── Entries provided ──

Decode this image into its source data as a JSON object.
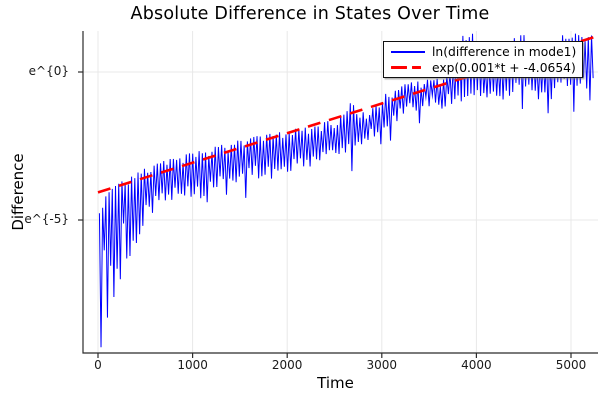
{
  "chart_data": {
    "type": "line",
    "title": "Absolute Difference in States Over Time",
    "xlabel": "Time",
    "ylabel": "Difference",
    "x_axis": {
      "ticks": [
        0,
        1000,
        2000,
        3000,
        4000,
        5000
      ],
      "tick_labels": [
        "0",
        "1000",
        "2000",
        "3000",
        "4000",
        "5000"
      ],
      "range": [
        -170,
        5290
      ]
    },
    "y_axis": {
      "scale": "ln",
      "ticks": [
        {
          "label": "e^{0}",
          "ln": 0
        },
        {
          "label": "e^{-5}",
          "ln": -5
        }
      ],
      "range_ln": [
        -9.5,
        1.39
      ]
    },
    "grid": true,
    "legend_position": "top-right",
    "background": "#ffffff",
    "grid_color": "#e8e8e8",
    "axis_color": "#2b2b2b",
    "series": [
      {
        "name": "ln(difference in mode1)",
        "color": "#0000ff",
        "style": "solid",
        "kind": "oscillating-band",
        "line_width": 1,
        "t_start": 15,
        "t_end": 5250,
        "osc_half_period_t": 17,
        "envelope": {
          "t": [
            10,
            100,
            200,
            300,
            500,
            700,
            900,
            1100,
            1300,
            1500,
            1700,
            1900,
            2100,
            2300,
            2500,
            2600,
            2680,
            2760,
            2900,
            3050,
            3200,
            3350,
            3500,
            3650,
            3750,
            3850,
            3980,
            4080,
            4250,
            4400,
            4500,
            4600,
            4750,
            4900,
            5010,
            5250
          ],
          "upper_ln": [
            -4.6,
            -4.1,
            -3.8,
            -3.6,
            -3.25,
            -3.0,
            -2.8,
            -2.65,
            -2.45,
            -2.3,
            -2.15,
            -2.05,
            -1.9,
            -1.75,
            -1.6,
            -1.35,
            -1.0,
            -1.45,
            -1.15,
            -0.7,
            -0.45,
            -0.3,
            -0.25,
            -0.2,
            0.2,
            1.25,
            1.3,
            0.45,
            0.5,
            1.25,
            1.3,
            0.6,
            0.55,
            1.25,
            1.3,
            1.3
          ],
          "lower_ln": [
            -6.2,
            -6.1,
            -5.5,
            -5.0,
            -4.5,
            -4.3,
            -4.15,
            -4.2,
            -3.8,
            -3.6,
            -3.5,
            -3.45,
            -3.2,
            -3.05,
            -2.9,
            -2.75,
            -2.6,
            -2.4,
            -2.15,
            -1.8,
            -1.55,
            -1.3,
            -1.1,
            -1.15,
            -1.0,
            -0.9,
            -0.85,
            -0.8,
            -1.0,
            -0.7,
            -0.6,
            -0.8,
            -0.9,
            -0.6,
            -0.5,
            -0.5
          ]
        },
        "deep_spikes": [
          [
            20,
            -9.3
          ],
          [
            90,
            -8.3
          ],
          [
            160,
            -7.6
          ],
          [
            230,
            -7.0
          ],
          [
            300,
            -6.3
          ],
          [
            380,
            -5.7
          ],
          [
            460,
            -5.2
          ],
          [
            1150,
            -4.4
          ],
          [
            1840,
            -3.6
          ],
          [
            2660,
            -3.35
          ],
          [
            4470,
            -1.25
          ]
        ],
        "early_spike_cutoff_t": 650
      },
      {
        "name": "exp(0.001*t + -4.0654)",
        "color": "#ff0000",
        "style": "dashed",
        "kind": "fit-line",
        "line_width": 2.6,
        "dash": [
          13,
          9
        ],
        "slope": 0.001,
        "intercept": -4.0654,
        "t_start": 0,
        "t_end": 5250
      }
    ]
  }
}
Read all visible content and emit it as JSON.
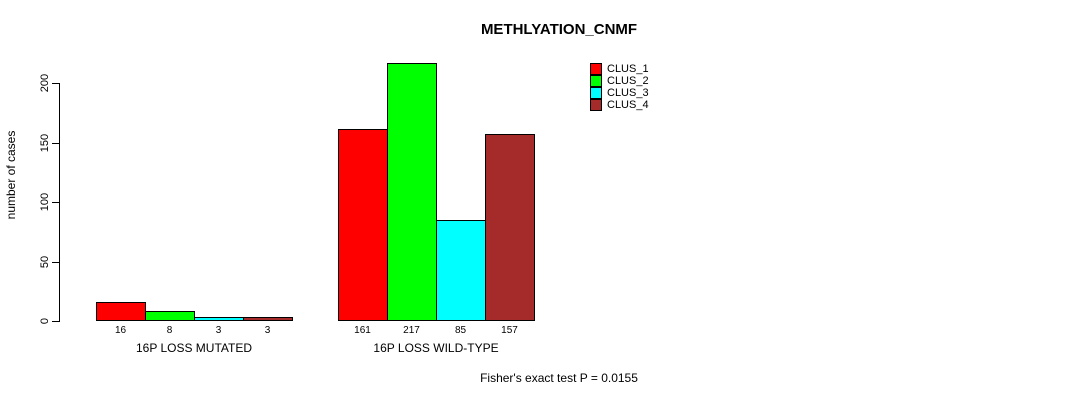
{
  "chart_data": {
    "type": "bar",
    "title": "METHLYATION_CNMF",
    "ylabel": "number of cases",
    "xlabel": "",
    "ylim": [
      0,
      200
    ],
    "yticks": [
      0,
      50,
      100,
      150,
      200
    ],
    "categories": [
      "16P LOSS MUTATED",
      "16P LOSS WILD-TYPE"
    ],
    "series": [
      {
        "name": "CLUS_1",
        "color": "#ff0000",
        "values": [
          16,
          161
        ]
      },
      {
        "name": "CLUS_2",
        "color": "#00ff00",
        "values": [
          8,
          217
        ]
      },
      {
        "name": "CLUS_3",
        "color": "#00ffff",
        "values": [
          3,
          85
        ]
      },
      {
        "name": "CLUS_4",
        "color": "#a52a2a",
        "values": [
          3,
          157
        ]
      }
    ],
    "legend_position": "top-right",
    "grid": false,
    "bar_value_labels_visible": true,
    "annotation": "Fisher's exact test P = 0.0155"
  },
  "colors": {
    "background": "#ffffff",
    "axis": "#000000",
    "text": "#000000"
  }
}
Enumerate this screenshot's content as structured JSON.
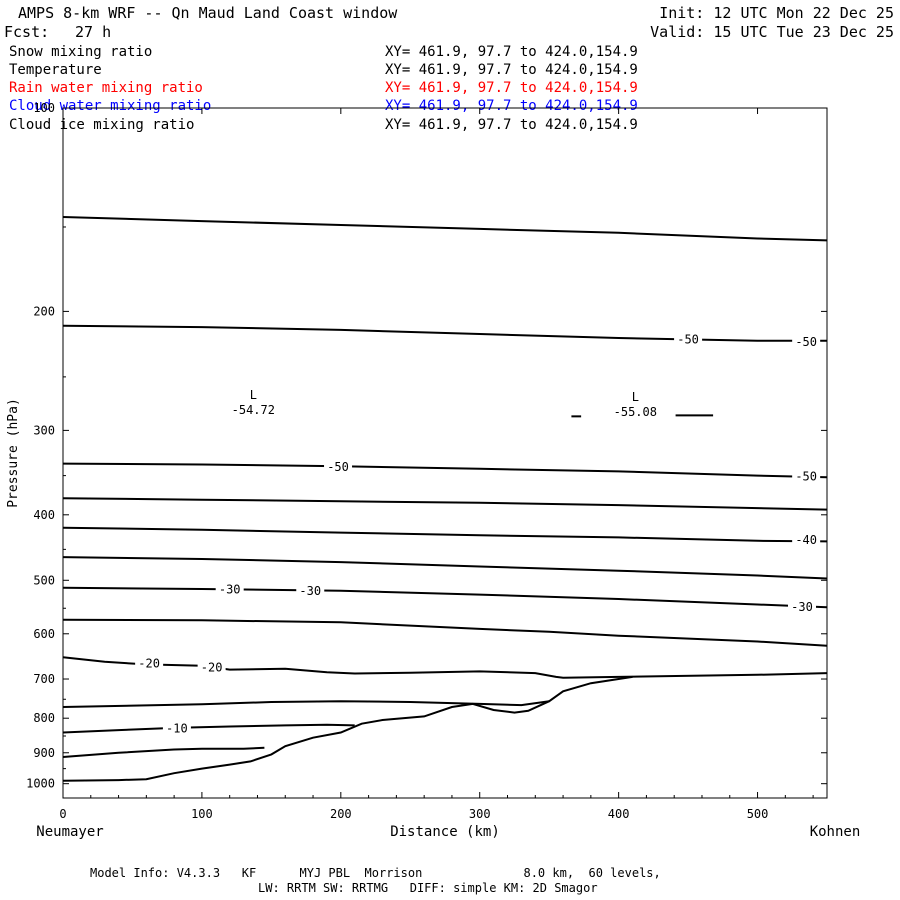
{
  "header": {
    "title": "AMPS 8-km WRF -- Qn Maud Land Coast window",
    "fcst_label": "Fcst:",
    "fcst_value": "27 h",
    "init": "Init: 12 UTC Mon 22 Dec 25",
    "valid": "Valid: 15 UTC Tue 23 Dec 25"
  },
  "variables": [
    {
      "name": "Snow mixing ratio",
      "xy": "XY= 461.9, 97.7 to 424.0,154.9",
      "color": "#000000"
    },
    {
      "name": "Temperature",
      "xy": "XY= 461.9, 97.7 to 424.0,154.9",
      "color": "#000000"
    },
    {
      "name": "Rain water mixing ratio",
      "xy": "XY= 461.9, 97.7 to 424.0,154.9",
      "color": "#ff0000"
    },
    {
      "name": "Cloud water mixing ratio",
      "xy": "XY= 461.9, 97.7 to 424.0,154.9",
      "color": "#0000ff"
    },
    {
      "name": "Cloud ice mixing ratio",
      "xy": "XY= 461.9, 97.7 to 424.0,154.9",
      "color": "#000000"
    }
  ],
  "footer": {
    "line1": "Model Info: V4.3.3   KF      MYJ PBL  Morrison              8.0 km,  60 levels,",
    "line2": "LW: RRTM SW: RRTMG   DIFF: simple KM: 2D Smagor"
  },
  "chart_data": {
    "type": "line",
    "title": "",
    "xlabel": "Distance (km)",
    "ylabel": "Pressure (hPa)",
    "xlim": [
      0,
      550
    ],
    "ylim": [
      1050,
      100
    ],
    "y_scale": "log",
    "x_ticks": [
      "0",
      "100",
      "200",
      "300",
      "400",
      "500"
    ],
    "y_ticks": [
      "100",
      "200",
      "300",
      "400",
      "500",
      "600",
      "700",
      "800",
      "900",
      "1000"
    ],
    "x_end_labels": {
      "left": "Neumayer",
      "right": "Kohnen"
    },
    "grid": false,
    "terrain": {
      "name": "",
      "x": [
        0,
        40,
        60,
        80,
        100,
        120,
        135,
        150,
        160,
        180,
        200,
        215,
        230,
        260,
        280,
        295,
        310,
        325,
        335,
        350,
        360,
        380,
        410
      ],
      "y": [
        990,
        988,
        985,
        965,
        950,
        937,
        927,
        905,
        880,
        855,
        840,
        815,
        805,
        795,
        770,
        762,
        778,
        785,
        780,
        755,
        730,
        710,
        695
      ]
    },
    "isotherms": [
      {
        "x": [
          0,
          100,
          200,
          300,
          400,
          500,
          550
        ],
        "y": [
          145,
          147,
          149,
          151,
          153,
          156,
          157
        ]
      },
      {
        "x": [
          0,
          100,
          200,
          300,
          400,
          500,
          550
        ],
        "y": [
          210,
          211,
          213,
          216,
          219,
          221,
          221
        ]
      },
      {
        "x": [
          0,
          100,
          200,
          300,
          400,
          500,
          550
        ],
        "y": [
          336,
          337,
          339,
          342,
          345,
          350,
          352
        ]
      },
      {
        "x": [
          0,
          100,
          200,
          300,
          400,
          500,
          550
        ],
        "y": [
          378,
          380,
          382,
          384,
          387,
          391,
          393
        ]
      },
      {
        "x": [
          0,
          100,
          200,
          300,
          400,
          500,
          550
        ],
        "y": [
          418,
          421,
          425,
          429,
          432,
          437,
          438
        ]
      },
      {
        "x": [
          0,
          100,
          200,
          300,
          400,
          500,
          550
        ],
        "y": [
          462,
          465,
          470,
          477,
          484,
          492,
          497
        ]
      },
      {
        "x": [
          0,
          100,
          200,
          300,
          400,
          500,
          550
        ],
        "y": [
          513,
          515,
          518,
          525,
          533,
          543,
          548
        ]
      },
      {
        "x": [
          0,
          100,
          200,
          300,
          350,
          400,
          500,
          550
        ],
        "y": [
          572,
          573,
          577,
          590,
          596,
          604,
          616,
          625
        ]
      },
      {
        "x": [
          0,
          30,
          60,
          100,
          120,
          160,
          190,
          210,
          250,
          300,
          340,
          355,
          360,
          400,
          500,
          550
        ],
        "y": [
          650,
          660,
          666,
          669,
          678,
          676,
          684,
          687,
          685,
          682,
          686,
          695,
          697,
          695,
          690,
          686
        ]
      },
      {
        "x": [
          0,
          100,
          150,
          200,
          250,
          300,
          330,
          350
        ],
        "y": [
          770,
          763,
          757,
          755,
          757,
          762,
          765,
          755
        ]
      },
      {
        "x": [
          0,
          40,
          80,
          120,
          160,
          190,
          210
        ],
        "y": [
          840,
          833,
          827,
          823,
          820,
          818,
          820
        ]
      },
      {
        "x": [
          0,
          40,
          80,
          100,
          130,
          145
        ],
        "y": [
          913,
          900,
          890,
          888,
          888,
          885
        ]
      }
    ],
    "contour_labels": [
      {
        "x": 450,
        "y": 220,
        "text": "-50"
      },
      {
        "x": 535,
        "y": 222,
        "text": "-50"
      },
      {
        "x": 198,
        "y": 340,
        "text": "-50"
      },
      {
        "x": 535,
        "y": 351,
        "text": "-50"
      },
      {
        "x": 535,
        "y": 436,
        "text": "-40"
      },
      {
        "x": 120,
        "y": 516,
        "text": "-30"
      },
      {
        "x": 178,
        "y": 519,
        "text": "-30"
      },
      {
        "x": 532,
        "y": 548,
        "text": "-30"
      },
      {
        "x": 62,
        "y": 664,
        "text": "-20"
      },
      {
        "x": 107,
        "y": 673,
        "text": "-20"
      },
      {
        "x": 82,
        "y": 829,
        "text": "-10"
      }
    ],
    "lows": [
      {
        "x": 137,
        "y": 280,
        "letter": "L",
        "value": "-54.72"
      },
      {
        "x": 412,
        "y": 282,
        "letter": "L",
        "value": "-55.08"
      }
    ],
    "marks": [
      {
        "x1": 366,
        "x2": 373,
        "y": 286
      },
      {
        "x1": 441,
        "x2": 468,
        "y": 285
      }
    ]
  }
}
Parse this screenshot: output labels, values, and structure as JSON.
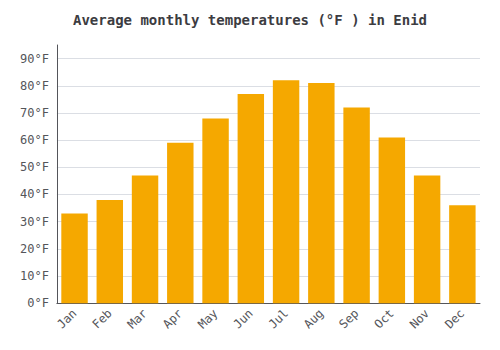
{
  "chart_data": {
    "type": "bar",
    "title": "Average monthly temperatures (°F ) in Enid",
    "categories": [
      "Jan",
      "Feb",
      "Mar",
      "Apr",
      "May",
      "Jun",
      "Jul",
      "Aug",
      "Sep",
      "Oct",
      "Nov",
      "Dec"
    ],
    "values": [
      33,
      38,
      47,
      59,
      68,
      77,
      82,
      81,
      72,
      61,
      47,
      36
    ],
    "color": "#F5A800",
    "ylim": [
      0,
      95
    ],
    "yticks": [
      {
        "value": 0,
        "label": "0°F"
      },
      {
        "value": 10,
        "label": "10°F"
      },
      {
        "value": 20,
        "label": "20°F"
      },
      {
        "value": 30,
        "label": "30°F"
      },
      {
        "value": 40,
        "label": "40°F"
      },
      {
        "value": 50,
        "label": "50°F"
      },
      {
        "value": 60,
        "label": "60°F"
      },
      {
        "value": 70,
        "label": "70°F"
      },
      {
        "value": 80,
        "label": "80°F"
      },
      {
        "value": 90,
        "label": "90°F"
      }
    ],
    "grid": true
  }
}
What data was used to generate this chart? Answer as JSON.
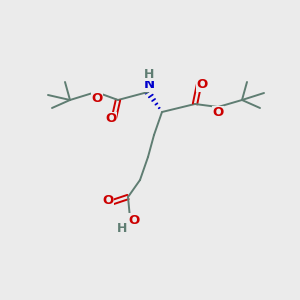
{
  "bg_color": "#ebebeb",
  "bond_color": "#5f7d72",
  "O_color": "#cc0000",
  "N_color": "#0000cc",
  "H_color": "#5f7d72",
  "font_size": 9.5,
  "bold_atoms": [
    "N",
    "O",
    "H"
  ],
  "line_width": 1.4
}
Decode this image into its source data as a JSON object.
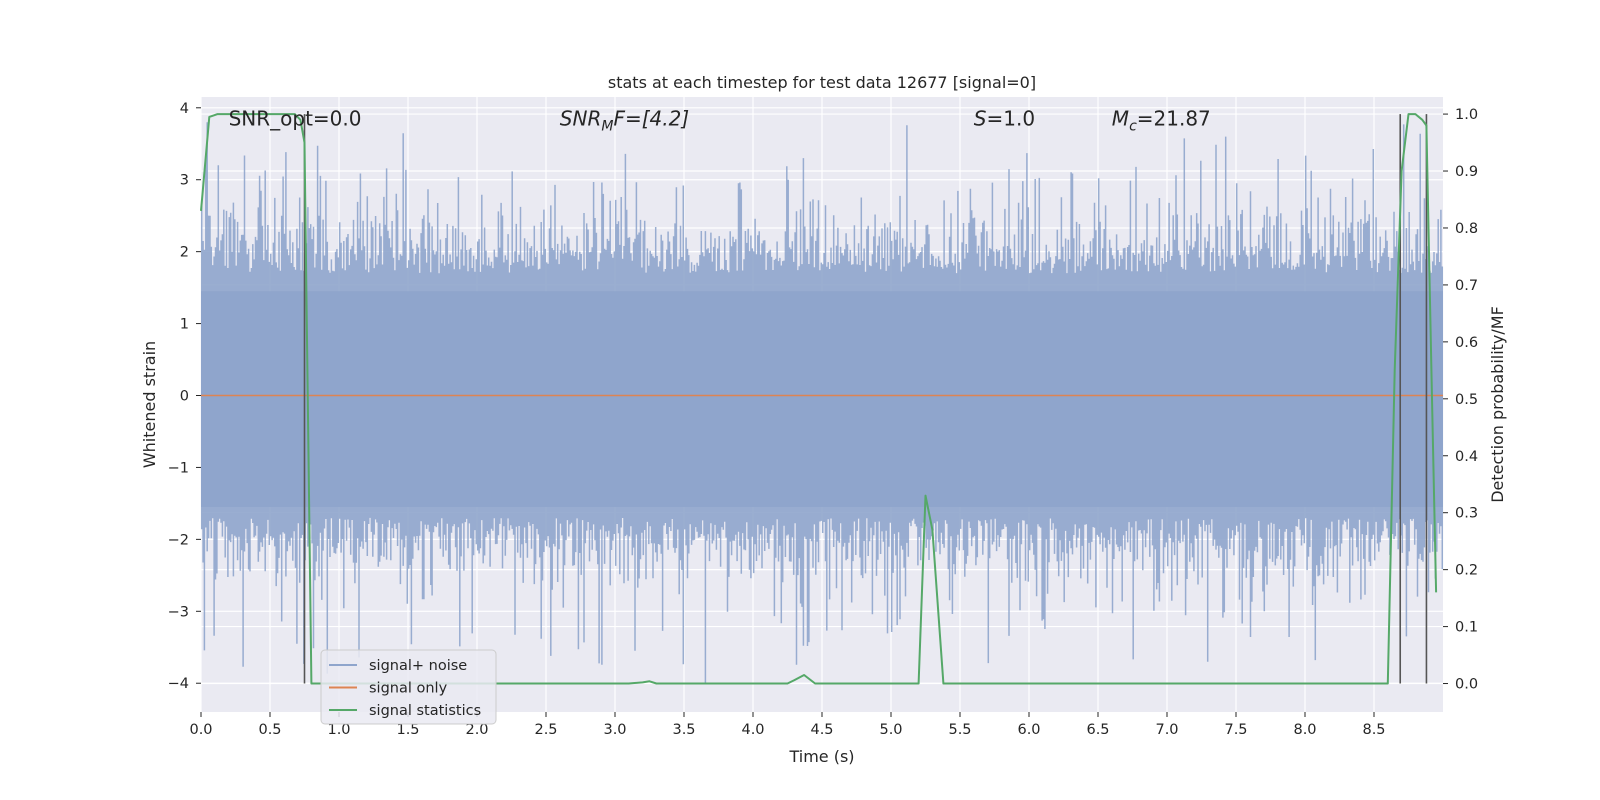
{
  "chart_data": {
    "type": "line",
    "title": "stats at each timestep for test data 12677 [signal=0]",
    "xlabel": "Time (s)",
    "ylabel": "Whitened strain",
    "ylabel_right": "Detection probability/MF",
    "xlim": [
      0.0,
      9.0
    ],
    "ylim": [
      -4.4,
      4.15
    ],
    "ylim_right": [
      -0.05,
      1.03
    ],
    "grid": true,
    "legend_position": "lower-left",
    "x_ticks": [
      "0.0",
      "0.5",
      "1.0",
      "1.5",
      "2.0",
      "2.5",
      "3.0",
      "3.5",
      "4.0",
      "4.5",
      "5.0",
      "5.5",
      "6.0",
      "6.5",
      "7.0",
      "7.5",
      "8.0",
      "8.5"
    ],
    "y_ticks": [
      "−4",
      "−3",
      "−2",
      "−1",
      "0",
      "1",
      "2",
      "3",
      "4"
    ],
    "y_ticks_right": [
      "0.0",
      "0.1",
      "0.2",
      "0.3",
      "0.4",
      "0.5",
      "0.6",
      "0.7",
      "0.8",
      "0.9",
      "1.0"
    ],
    "annotations": {
      "snr_opt": "SNR_opt=0.0",
      "snr_mf_main": "SNR",
      "snr_mf_sub": "M",
      "snr_mf_tail": "F=[4.2]",
      "s_main": "S",
      "s_tail": "=1.0",
      "mc_main": "M",
      "mc_sub": "c",
      "mc_tail": "=21.87"
    },
    "series": [
      {
        "name": "signal+ noise",
        "color": "#8fa5cc",
        "axis": "left",
        "description_values": "whitened noise, typical amplitude ±1.7, peaks to about ±3.8",
        "values": [
          [
            0.0,
            0.0
          ],
          [
            9.0,
            0.0
          ]
        ]
      },
      {
        "name": "signal only",
        "color": "#dd8452",
        "axis": "left",
        "x": [
          0.0,
          9.0
        ],
        "values": [
          0.0,
          0.0
        ]
      },
      {
        "name": "signal statistics",
        "color": "#55a868",
        "axis": "right",
        "x": [
          0.0,
          0.06,
          0.12,
          0.3,
          0.5,
          0.68,
          0.72,
          0.75,
          0.8,
          1.0,
          2.0,
          3.1,
          3.2,
          3.25,
          3.3,
          3.4,
          4.0,
          4.25,
          4.3,
          4.37,
          4.45,
          4.5,
          5.0,
          5.2,
          5.25,
          5.3,
          5.38,
          5.5,
          6.0,
          7.0,
          8.0,
          8.6,
          8.65,
          8.7,
          8.75,
          8.8,
          8.85,
          8.88,
          8.92,
          8.95
        ],
        "values": [
          0.83,
          0.995,
          1.0,
          1.0,
          1.0,
          1.0,
          0.99,
          0.95,
          0.0,
          0.0,
          0.0,
          0.0,
          0.002,
          0.004,
          0.0,
          0.0,
          0.0,
          0.0,
          0.006,
          0.015,
          0.0,
          0.0,
          0.0,
          0.0,
          0.33,
          0.27,
          0.0,
          0.0,
          0.0,
          0.0,
          0.0,
          0.0,
          0.55,
          0.9,
          1.0,
          1.0,
          0.99,
          0.98,
          0.5,
          0.16
        ]
      }
    ],
    "vertical_markers": [
      {
        "x": 0.75,
        "color": "#555555"
      },
      {
        "x": 8.69,
        "color": "#555555"
      },
      {
        "x": 8.88,
        "color": "#555555"
      }
    ],
    "right_gridlines": [
      0.1,
      0.2,
      0.3,
      0.4,
      0.5,
      0.6,
      0.7,
      0.8,
      0.9,
      1.0
    ]
  },
  "legend": {
    "items": [
      {
        "label": "signal+ noise",
        "color": "#8fa5cc"
      },
      {
        "label": "signal only",
        "color": "#dd8452"
      },
      {
        "label": "signal statistics",
        "color": "#55a868"
      }
    ]
  },
  "colors": {
    "plot_background": "#eaeaf2",
    "grid": "#ffffff",
    "noise": "#8fa5cc"
  }
}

───

* _Your goal_:
Tally the lines of the records holding the word "left", then give only the resulting number.

* _Written response_:
4